** Start of SUPPLIED MATERIAL **

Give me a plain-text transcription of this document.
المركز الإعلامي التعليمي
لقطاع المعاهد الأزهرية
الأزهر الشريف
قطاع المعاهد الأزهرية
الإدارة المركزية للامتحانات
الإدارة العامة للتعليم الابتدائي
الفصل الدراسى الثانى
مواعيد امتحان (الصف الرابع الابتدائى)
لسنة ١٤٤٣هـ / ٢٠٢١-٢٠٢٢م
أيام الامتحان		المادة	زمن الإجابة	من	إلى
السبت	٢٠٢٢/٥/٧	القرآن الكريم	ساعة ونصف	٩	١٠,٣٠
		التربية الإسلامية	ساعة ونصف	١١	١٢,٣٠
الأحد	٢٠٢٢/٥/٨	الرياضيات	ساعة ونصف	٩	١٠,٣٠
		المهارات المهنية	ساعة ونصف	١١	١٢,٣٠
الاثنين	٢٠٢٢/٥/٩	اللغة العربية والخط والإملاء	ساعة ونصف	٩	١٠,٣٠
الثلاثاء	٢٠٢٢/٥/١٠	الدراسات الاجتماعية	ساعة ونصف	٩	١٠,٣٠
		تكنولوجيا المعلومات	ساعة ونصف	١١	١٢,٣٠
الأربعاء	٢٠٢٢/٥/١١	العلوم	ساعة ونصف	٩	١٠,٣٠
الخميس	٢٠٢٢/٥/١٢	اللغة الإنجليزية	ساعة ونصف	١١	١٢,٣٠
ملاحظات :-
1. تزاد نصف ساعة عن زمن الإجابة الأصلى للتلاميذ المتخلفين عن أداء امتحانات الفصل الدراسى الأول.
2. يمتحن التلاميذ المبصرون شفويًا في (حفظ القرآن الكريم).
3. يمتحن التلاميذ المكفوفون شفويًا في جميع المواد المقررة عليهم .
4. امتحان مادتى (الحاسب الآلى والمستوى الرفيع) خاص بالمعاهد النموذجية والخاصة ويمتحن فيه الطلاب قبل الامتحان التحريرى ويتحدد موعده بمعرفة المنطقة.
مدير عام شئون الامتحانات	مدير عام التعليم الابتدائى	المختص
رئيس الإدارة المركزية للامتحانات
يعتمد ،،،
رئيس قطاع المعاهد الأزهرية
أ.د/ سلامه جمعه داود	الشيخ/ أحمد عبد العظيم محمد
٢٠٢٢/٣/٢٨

** End of SUPPLIED MATERIAL **

* [THE PROBLEM] Return each line of the data that contains the string "للامتحانات".

* [EXERCISE RESPONSE]
الإدارة المركزية للامتحانات
رئيس الإدارة المركزية للامتحانات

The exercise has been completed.